• _Work instruction 1_:
Answer these questions about the newsgroup post on circumventing the GPL:
(a) What is the subject line of the post?
(b) According to step 2 of the plan, what does the GPL say about making copies of the binary?
(c) Which two activities does the GPLv3 definition of "propagate" leave out?
• _Work instruction 2_: Rewrite the newsgroup post on circumventing the GPL from "From: Alexander Terekhov" up to and including "from source, whatever.", and put "program" in place of "binary".
• _Work instruction 3_: Continue the newsgroup post on circumventing the GPL from where it stops.

• _Provided passage_:
□ □ □ □ □

From: Alexander Terekhov
Subject: Re: Circumventing the GPL
Date: Thu, 24 Jul 2008 21:08:02 +0200

Tim Smith wrote:
> In article <q00ik.6789$>,
>  Hyman Rosen <> wrote:
> > Tim Smith wrote:
> > > 1. Acquire a lawful copy of a GPL binary.  Doesn't matter how--download
> > > it from somewhere, compile it from source, whatever.
> > > 2. Make copies of the binary.  GPL says this is OK.
> > > 3. Sell or give away those copies.  They are lawfully made copies, and
> > > the person owns those particular copies, so this seems to fall under
> > > first sale.
> >
> > Nope. GPL3p2 says
> >      "You may make, run and propagate covered works that you
> >       do not convey, without conditions so long as your license
> >       otherwise remains in force."
> Ah, but what about GPLv3 section 0, which includes this:
>    To ³propagate² a work means to do anything with it that, without
>    permission, would make you directly or secondarily liable for
>    infringement under applicable copyright law, except executing it on
>    a computer or modifying a private copy. Propagation includes
>    copying, distribution (with or without modification), making
>    available to the public, and in some countries other activities as
>    well.
> If you are distributing your copies under the protection of first sale,
> then that is not propagation, as defined in the first sentence of that
> paragraph.  The second paragraph says propagation includes distribution,
> but the question then arises is that meant to be independent of the
> first sentence, or is it illustrative?  That is, does it only include
> distribution that would make you liable under copyright law?

□ □ □ □ □

• _Material shown_:
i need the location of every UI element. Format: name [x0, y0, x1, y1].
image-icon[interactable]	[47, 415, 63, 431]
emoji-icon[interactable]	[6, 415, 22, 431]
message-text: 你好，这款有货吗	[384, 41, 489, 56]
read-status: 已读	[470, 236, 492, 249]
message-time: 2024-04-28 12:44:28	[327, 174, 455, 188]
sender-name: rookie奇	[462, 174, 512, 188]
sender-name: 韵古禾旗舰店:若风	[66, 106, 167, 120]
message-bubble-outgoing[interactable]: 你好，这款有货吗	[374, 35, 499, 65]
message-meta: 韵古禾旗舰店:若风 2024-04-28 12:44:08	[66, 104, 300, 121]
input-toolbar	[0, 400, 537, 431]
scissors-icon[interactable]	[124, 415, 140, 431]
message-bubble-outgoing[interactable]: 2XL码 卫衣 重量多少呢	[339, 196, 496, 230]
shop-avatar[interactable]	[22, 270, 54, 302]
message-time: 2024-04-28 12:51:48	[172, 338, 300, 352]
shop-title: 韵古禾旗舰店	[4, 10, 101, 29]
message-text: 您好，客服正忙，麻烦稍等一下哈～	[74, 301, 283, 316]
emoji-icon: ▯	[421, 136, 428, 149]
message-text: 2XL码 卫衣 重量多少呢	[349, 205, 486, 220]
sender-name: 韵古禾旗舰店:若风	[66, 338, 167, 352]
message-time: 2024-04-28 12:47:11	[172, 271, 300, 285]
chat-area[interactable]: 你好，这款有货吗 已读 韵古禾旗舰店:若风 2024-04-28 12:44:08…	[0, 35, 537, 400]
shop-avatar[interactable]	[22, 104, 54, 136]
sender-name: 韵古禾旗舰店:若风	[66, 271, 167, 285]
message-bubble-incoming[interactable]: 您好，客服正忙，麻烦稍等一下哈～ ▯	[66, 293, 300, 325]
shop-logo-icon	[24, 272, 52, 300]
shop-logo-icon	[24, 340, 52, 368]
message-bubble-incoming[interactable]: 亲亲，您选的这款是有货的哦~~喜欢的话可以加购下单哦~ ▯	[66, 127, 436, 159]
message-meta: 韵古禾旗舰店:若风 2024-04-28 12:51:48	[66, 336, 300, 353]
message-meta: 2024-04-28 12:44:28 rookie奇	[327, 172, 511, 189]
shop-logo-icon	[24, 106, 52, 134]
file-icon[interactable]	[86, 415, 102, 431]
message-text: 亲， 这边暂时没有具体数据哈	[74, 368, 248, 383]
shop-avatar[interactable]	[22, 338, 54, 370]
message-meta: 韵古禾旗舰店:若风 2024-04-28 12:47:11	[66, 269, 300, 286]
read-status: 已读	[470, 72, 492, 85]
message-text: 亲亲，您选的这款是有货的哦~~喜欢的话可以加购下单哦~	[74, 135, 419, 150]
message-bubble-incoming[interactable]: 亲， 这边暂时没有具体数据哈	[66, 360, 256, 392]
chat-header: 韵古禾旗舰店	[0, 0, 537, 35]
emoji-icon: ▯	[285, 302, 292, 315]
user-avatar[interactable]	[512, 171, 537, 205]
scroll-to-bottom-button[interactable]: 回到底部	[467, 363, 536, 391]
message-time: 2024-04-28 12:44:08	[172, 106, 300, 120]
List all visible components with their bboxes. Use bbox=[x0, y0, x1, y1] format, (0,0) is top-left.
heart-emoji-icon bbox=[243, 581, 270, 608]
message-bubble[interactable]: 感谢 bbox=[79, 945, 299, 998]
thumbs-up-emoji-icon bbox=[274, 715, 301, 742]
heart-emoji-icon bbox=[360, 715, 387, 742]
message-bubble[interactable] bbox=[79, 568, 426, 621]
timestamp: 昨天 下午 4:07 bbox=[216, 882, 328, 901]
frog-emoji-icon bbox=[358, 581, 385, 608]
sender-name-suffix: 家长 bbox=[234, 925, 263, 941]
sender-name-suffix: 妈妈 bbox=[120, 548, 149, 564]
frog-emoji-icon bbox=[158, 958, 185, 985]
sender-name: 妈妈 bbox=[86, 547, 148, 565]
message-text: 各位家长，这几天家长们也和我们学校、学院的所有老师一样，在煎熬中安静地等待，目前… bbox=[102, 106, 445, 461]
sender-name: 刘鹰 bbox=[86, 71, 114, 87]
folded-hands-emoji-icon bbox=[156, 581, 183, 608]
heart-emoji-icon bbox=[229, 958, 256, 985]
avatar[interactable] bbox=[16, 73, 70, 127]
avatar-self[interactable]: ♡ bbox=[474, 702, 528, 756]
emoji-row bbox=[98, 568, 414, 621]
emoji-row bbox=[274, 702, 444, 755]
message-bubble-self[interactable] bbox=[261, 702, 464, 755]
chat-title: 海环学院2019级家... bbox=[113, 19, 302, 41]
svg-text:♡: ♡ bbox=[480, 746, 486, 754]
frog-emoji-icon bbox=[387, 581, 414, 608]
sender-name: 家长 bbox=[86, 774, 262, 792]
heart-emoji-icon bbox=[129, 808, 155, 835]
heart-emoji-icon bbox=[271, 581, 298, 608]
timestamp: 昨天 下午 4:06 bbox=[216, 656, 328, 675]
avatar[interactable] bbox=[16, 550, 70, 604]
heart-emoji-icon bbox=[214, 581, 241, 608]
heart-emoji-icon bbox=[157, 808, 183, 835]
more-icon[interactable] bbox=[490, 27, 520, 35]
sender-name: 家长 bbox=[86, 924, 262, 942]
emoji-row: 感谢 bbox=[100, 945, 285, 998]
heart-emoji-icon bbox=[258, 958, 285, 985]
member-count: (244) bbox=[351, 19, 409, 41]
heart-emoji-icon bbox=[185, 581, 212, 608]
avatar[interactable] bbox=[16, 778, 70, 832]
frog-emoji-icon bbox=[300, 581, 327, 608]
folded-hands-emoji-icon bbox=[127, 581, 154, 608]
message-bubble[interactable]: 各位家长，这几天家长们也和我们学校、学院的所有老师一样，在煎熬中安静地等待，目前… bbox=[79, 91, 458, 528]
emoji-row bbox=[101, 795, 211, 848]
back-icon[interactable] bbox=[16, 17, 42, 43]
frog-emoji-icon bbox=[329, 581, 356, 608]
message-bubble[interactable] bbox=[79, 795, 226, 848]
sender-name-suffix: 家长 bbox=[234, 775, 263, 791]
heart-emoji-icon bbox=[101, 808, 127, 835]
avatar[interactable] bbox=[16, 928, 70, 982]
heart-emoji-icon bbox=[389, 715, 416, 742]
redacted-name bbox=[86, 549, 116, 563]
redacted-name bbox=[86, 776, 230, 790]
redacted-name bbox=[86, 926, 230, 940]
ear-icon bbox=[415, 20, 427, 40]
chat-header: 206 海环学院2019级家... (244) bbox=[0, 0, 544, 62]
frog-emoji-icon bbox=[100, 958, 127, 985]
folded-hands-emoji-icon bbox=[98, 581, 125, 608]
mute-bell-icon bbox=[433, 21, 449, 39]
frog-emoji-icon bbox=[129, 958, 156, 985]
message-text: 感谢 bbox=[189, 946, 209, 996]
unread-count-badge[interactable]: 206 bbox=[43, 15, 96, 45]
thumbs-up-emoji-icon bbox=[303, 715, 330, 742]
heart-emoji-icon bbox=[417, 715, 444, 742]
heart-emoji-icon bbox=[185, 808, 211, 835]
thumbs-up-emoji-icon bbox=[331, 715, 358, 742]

□ □ □ □ □

• _Exercise result 1_:
(a) Re: Circumventing the GPL
(b) It says this is OK.
(c) Executing the work on a computer and modifying a private copy.

• _Exercise result 2_:
From: Alexander Terekhov
Subject: Re: Circumventing the GPL
Date: Thu, 24 Jul 2008 21:08:02 +0200

Tim Smith wrote:
> In article <q00ik.6789$>,
>  Hyman Rosen <> wrote:
> > Tim Smith wrote:
> > > 1. Acquire a lawful copy of a GPL program.  Doesn't matter how--download
> > > it from somewhere, compile it from source, whatever.

• _Exercise result 3_:
Professor Lee Hollaar*** (who worked on Internet, copyright, and patent
issues as a U.S. Senate Judiciary Committee Fellow) has commented
regarding GPLv3 wording (and apparently his comments were simply
dismissed from consideration by RMS Eben & Co.) on system:

comment 388: Not a correct statement of copyright law

Regarding the text: However, nothing else grants you permission to
propagate or modify the Program or any covered works.

In section: gpl3.notacontract.p0.s3

Submitted by: hollaar


This is not a correct statement of copyright law, at least in the
United States. With respect to "propagate", it is likely a tautology
because of the defintion of "propagate" covering only things "that
require permission under applicable copyright law". But for "modify",
17 U.S.C. 117 permits the "owner of a copy of a computer program" to
make an "adaptation" in particular circumstances, and makes it clear
that making that adaptation does not "infringe copyright if you do not
accept this License." It also does not seem to recognize the "first
sale" doctrine codified in 17 U.S.C. 109, that permits the transfer of
a lawfully-made copy "without the authority of the copyright owner".
Perhaps the interplay between the definition of "propagate" and this
section covers it, but it is certainly not made clear and, in fact,
misleads one in thinking that the only way to redistribute a lawful
copy is to accept the License.

noted by hollaar

comment 389: Not a correct statement

Regarding the text: You may not propagate, modify or sublicense the
Program except as expressly provided under this License.

In section: gpl3.termination.p0.s1

Submitted by: hollaar


As I noted in more detail in my comments on Paragraph 9 [read: 0 as in
gpl3.notacontract.p0], this is not an accurate statement. In the United
States, 17 U.S.C. 109 ("first sale") and 117 ("computer programs") allow
the owner of a lawfully-made copy to modify it in certain circumstances
and to redistribute it without permission of the copyright owner.

noted by hollaar



(GNG is a derecursive recursive derecursion which pwns GNU since it can 
be infinitely looped as GNGNGNGNG...NGNGNG... and can be said backwards 
too, whereas GNU cannot.)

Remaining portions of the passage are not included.